Data excerpts ->
:::::

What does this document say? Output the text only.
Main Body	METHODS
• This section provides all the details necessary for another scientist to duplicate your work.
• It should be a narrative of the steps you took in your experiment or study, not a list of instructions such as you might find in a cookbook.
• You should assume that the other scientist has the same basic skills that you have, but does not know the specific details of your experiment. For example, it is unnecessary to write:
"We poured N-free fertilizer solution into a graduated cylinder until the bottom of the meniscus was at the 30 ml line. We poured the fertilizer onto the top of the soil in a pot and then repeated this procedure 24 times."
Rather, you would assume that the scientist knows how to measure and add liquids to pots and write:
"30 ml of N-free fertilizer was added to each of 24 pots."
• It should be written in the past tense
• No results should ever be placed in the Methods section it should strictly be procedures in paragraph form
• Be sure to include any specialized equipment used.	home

:::::

Task objective -> Pick every line with "assume" in it and copy it.

Output ->
• You should assume that the other scientist has the same basic skills that you have, but does not know the specific details of your experiment. For example, it is unnecessary to write:
Rather, you would assume that the scientist knows how to measure and add liquids to pots and write:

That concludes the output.